>> START Records to process

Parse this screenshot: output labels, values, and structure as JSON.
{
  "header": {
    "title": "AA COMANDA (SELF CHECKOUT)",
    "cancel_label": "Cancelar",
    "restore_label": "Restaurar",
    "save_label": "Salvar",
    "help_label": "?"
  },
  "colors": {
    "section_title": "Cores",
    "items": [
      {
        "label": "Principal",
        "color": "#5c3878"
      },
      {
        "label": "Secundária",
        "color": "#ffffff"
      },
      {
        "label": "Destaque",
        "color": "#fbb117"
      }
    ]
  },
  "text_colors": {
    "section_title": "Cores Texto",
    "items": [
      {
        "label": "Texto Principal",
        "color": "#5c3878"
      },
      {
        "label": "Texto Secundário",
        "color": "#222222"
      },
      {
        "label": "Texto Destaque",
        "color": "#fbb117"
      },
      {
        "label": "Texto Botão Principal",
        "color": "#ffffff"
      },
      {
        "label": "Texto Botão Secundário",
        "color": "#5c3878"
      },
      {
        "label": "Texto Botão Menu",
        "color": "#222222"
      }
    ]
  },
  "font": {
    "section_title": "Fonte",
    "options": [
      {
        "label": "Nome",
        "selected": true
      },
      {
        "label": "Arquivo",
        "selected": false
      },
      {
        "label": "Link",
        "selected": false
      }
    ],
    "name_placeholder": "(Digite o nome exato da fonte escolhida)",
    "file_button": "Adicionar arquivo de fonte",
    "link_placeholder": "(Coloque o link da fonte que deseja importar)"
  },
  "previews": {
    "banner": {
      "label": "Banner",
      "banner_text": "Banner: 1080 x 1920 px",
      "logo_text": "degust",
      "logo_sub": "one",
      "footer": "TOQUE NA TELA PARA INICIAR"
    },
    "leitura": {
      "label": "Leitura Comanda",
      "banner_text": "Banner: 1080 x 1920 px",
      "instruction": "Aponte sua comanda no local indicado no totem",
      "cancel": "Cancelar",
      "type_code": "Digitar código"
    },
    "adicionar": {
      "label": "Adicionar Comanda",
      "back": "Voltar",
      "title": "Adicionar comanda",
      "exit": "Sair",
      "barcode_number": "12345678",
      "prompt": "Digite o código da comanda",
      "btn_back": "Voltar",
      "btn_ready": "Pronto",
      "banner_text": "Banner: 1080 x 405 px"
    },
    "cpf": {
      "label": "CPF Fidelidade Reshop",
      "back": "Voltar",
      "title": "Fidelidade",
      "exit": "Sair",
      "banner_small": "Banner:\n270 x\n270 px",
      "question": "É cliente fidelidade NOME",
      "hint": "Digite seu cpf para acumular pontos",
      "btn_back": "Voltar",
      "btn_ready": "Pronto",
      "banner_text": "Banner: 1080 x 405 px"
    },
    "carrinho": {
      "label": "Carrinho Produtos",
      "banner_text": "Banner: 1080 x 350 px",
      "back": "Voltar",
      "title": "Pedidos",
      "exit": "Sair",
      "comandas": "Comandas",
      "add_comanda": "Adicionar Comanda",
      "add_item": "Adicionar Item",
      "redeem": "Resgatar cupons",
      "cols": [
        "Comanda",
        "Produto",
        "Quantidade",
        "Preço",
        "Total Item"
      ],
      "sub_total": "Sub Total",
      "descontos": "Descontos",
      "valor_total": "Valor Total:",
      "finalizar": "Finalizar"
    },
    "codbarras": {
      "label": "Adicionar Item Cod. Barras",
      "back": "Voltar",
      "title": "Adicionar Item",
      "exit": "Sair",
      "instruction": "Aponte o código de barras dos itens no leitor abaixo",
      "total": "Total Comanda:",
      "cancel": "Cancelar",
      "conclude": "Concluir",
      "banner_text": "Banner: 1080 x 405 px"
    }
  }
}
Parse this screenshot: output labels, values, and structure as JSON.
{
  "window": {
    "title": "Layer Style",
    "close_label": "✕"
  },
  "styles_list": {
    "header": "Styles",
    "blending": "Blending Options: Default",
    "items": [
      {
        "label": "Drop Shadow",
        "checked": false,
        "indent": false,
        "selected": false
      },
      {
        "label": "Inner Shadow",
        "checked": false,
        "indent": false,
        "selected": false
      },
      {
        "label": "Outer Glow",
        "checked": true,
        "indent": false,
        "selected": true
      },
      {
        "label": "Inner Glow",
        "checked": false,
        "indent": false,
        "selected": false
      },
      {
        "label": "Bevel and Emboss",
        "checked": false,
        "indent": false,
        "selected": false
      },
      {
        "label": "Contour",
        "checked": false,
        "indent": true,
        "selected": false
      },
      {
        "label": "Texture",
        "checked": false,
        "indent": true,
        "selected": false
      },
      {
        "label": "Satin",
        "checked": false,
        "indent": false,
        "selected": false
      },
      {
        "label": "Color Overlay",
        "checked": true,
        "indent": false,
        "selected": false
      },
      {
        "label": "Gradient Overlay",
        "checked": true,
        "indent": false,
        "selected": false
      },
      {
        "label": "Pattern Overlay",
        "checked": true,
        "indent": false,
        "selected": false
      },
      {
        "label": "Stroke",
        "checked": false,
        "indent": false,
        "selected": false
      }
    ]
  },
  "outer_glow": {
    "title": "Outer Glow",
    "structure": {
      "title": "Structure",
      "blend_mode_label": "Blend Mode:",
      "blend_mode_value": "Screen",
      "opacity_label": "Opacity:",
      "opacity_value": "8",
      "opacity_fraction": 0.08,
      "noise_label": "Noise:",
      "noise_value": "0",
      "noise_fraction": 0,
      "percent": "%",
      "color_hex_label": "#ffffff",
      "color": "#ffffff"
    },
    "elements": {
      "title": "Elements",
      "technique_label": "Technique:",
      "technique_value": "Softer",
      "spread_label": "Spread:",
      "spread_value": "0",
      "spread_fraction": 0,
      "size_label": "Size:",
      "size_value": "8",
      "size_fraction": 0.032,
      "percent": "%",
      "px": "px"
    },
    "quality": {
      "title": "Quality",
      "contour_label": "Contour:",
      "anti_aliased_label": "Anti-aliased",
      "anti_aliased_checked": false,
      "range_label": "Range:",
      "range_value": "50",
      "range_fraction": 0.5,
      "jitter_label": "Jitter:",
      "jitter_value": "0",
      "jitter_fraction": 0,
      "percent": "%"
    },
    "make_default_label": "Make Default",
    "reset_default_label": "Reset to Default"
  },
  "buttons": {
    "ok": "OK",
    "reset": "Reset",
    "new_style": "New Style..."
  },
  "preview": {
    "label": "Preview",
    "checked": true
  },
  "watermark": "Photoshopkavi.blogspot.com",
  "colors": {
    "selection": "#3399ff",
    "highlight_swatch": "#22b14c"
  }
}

>> END Records to process

Given problem:
Return all of the entries word for word.

Response to this exercise:
Parse this screenshot: output labels, values, and structure as JSON.
{
  "header": {
    "title": "AA COMANDA (SELF CHECKOUT)",
    "cancel_label": "Cancelar",
    "restore_label": "Restaurar",
    "save_label": "Salvar",
    "help_label": "?"
  },
  "colors": {
    "section_title": "Cores",
    "items": [
      {
        "label": "Principal",
        "color": "#5c3878"
      },
      {
        "label": "Secundária",
        "color": "#ffffff"
      },
      {
        "label": "Destaque",
        "color": "#fbb117"
      }
    ]
  },
  "text_colors": {
    "section_title": "Cores Texto",
    "items": [
      {
        "label": "Texto Principal",
        "color": "#5c3878"
      },
      {
        "label": "Texto Secundário",
        "color": "#222222"
      },
      {
        "label": "Texto Destaque",
        "color": "#fbb117"
      },
      {
        "label": "Texto Botão Principal",
        "color": "#ffffff"
      },
      {
        "label": "Texto Botão Secundário",
        "color": "#5c3878"
      },
      {
        "label": "Texto Botão Menu",
        "color": "#222222"
      }
    ]
  },
  "font": {
    "section_title": "Fonte",
    "options": [
      {
        "label": "Nome",
        "selected": true
      },
      {
        "label": "Arquivo",
        "selected": false
      },
      {
        "label": "Link",
        "selected": false
      }
    ],
    "name_placeholder": "(Digite o nome exato da fonte escolhida)",
    "file_button": "Adicionar arquivo de fonte",
    "link_placeholder": "(Coloque o link da fonte que deseja importar)"
  },
  "previews": {
    "banner": {
      "label": "Banner",
      "banner_text": "Banner: 1080 x 1920 px",
      "logo_text": "degust",
      "logo_sub": "one",
      "footer": "TOQUE NA TELA PARA INICIAR"
    },
    "leitura": {
      "label": "Leitura Comanda",
      "banner_text": "Banner: 1080 x 1920 px",
      "instruction": "Aponte sua comanda no local indicado no totem",
      "cancel": "Cancelar",
      "type_code": "Digitar código"
    },
    "adicionar": {
      "label": "Adicionar Comanda",
      "back": "Voltar",
      "title": "Adicionar comanda",
      "exit": "Sair",
      "barcode_number": "12345678",
      "prompt": "Digite o código da comanda",
      "btn_back": "Voltar",
      "btn_ready": "Pronto",
      "banner_text": "Banner: 1080 x 405 px"
    },
    "cpf": {
      "label": "CPF Fidelidade Reshop",
      "back": "Voltar",
      "title": "Fidelidade",
      "exit": "Sair",
      "banner_small": "Banner:\n270 x\n270 px",
      "question": "É cliente fidelidade NOME",
      "hint": "Digite seu cpf para acumular pontos",
      "btn_back": "Voltar",
      "btn_ready": "Pronto",
      "banner_text": "Banner: 1080 x 405 px"
    },
    "carrinho": {
      "label": "Carrinho Produtos",
      "banner_text": "Banner: 1080 x 350 px",
      "back": "Voltar",
      "title": "Pedidos",
      "exit": "Sair",
      "comandas": "Comandas",
      "add_comanda": "Adicionar Comanda",
      "add_item": "Adicionar Item",
      "redeem": "Resgatar cupons",
      "cols": [
        "Comanda",
        "Produto",
        "Quantidade",
        "Preço",
        "Total Item"
      ],
      "sub_total": "Sub Total",
      "descontos": "Descontos",
      "valor_total": "Valor Total:",
      "finalizar": "Finalizar"
    },
    "codbarras": {
      "label": "Adicionar Item Cod. Barras",
      "back": "Voltar",
      "title": "Adicionar Item",
      "exit": "Sair",
      "instruction": "Aponte o código de barras dos itens no leitor abaixo",
      "total": "Total Comanda:",
      "cancel": "Cancelar",
      "conclude": "Concluir",
      "banner_text": "Banner: 1080 x 405 px"
    }
  }
}
Parse this screenshot: output labels, values, and structure as JSON.
{
  "window": {
    "title": "Layer Style",
    "close_label": "✕"
  },
  "styles_list": {
    "header": "Styles",
    "blending": "Blending Options: Default",
    "items": [
      {
        "label": "Drop Shadow",
        "checked": false,
        "indent": false,
        "selected": false
      },
      {
        "label": "Inner Shadow",
        "checked": false,
        "indent": false,
        "selected": false
      },
      {
        "label": "Outer Glow",
        "checked": true,
        "indent": false,
        "selected": true
      },
      {
        "label": "Inner Glow",
        "checked": false,
        "indent": false,
        "selected": false
      },
      {
        "label": "Bevel and Emboss",
        "checked": false,
        "indent": false,
        "selected": false
      },
      {
        "label": "Contour",
        "checked": false,
        "indent": true,
        "selected": false
      },
      {
        "label": "Texture",
        "checked": false,
        "indent": true,
        "selected": false
      },
      {
        "label": "Satin",
        "checked": false,
        "indent": false,
        "selected": false
      },
      {
        "label": "Color Overlay",
        "checked": true,
        "indent": false,
        "selected": false
      },
      {
        "label": "Gradient Overlay",
        "checked": true,
        "indent": false,
        "selected": false
      },
      {
        "label": "Pattern Overlay",
        "checked": true,
        "indent": false,
        "selected": false
      },
      {
        "label": "Stroke",
        "checked": false,
        "indent": false,
        "selected": false
      }
    ]
  },
  "outer_glow": {
    "title": "Outer Glow",
    "structure": {
      "title": "Structure",
      "blend_mode_label": "Blend Mode:",
      "blend_mode_value": "Screen",
      "opacity_label": "Opacity:",
      "opacity_value": "8",
      "opacity_fraction": 0.08,
      "noise_label": "Noise:",
      "noise_value": "0",
      "noise_fraction": 0,
      "percent": "%",
      "color_hex_label": "#ffffff",
      "color": "#ffffff"
    },
    "elements": {
      "title": "Elements",
      "technique_label": "Technique:",
      "technique_value": "Softer",
      "spread_label": "Spread:",
      "spread_value": "0",
      "spread_fraction": 0,
      "size_label": "Size:",
      "size_value": "8",
      "size_fraction": 0.032,
      "percent": "%",
      "px": "px"
    },
    "quality": {
      "title": "Quality",
      "contour_label": "Contour:",
      "anti_aliased_label": "Anti-aliased",
      "anti_aliased_checked": false,
      "range_label": "Range:",
      "range_value": "50",
      "range_fraction": 0.5,
      "jitter_label": "Jitter:",
      "jitter_value": "0",
      "jitter_fraction": 0,
      "percent": "%"
    },
    "make_default_label": "Make Default",
    "reset_default_label": "Reset to Default"
  },
  "buttons": {
    "ok": "OK",
    "reset": "Reset",
    "new_style": "New Style..."
  },
  "preview": {
    "label": "Preview",
    "checked": true
  },
  "watermark": "Photoshopkavi.blogspot.com",
  "colors": {
    "selection": "#3399ff",
    "highlight_swatch": "#22b14c"
  }
}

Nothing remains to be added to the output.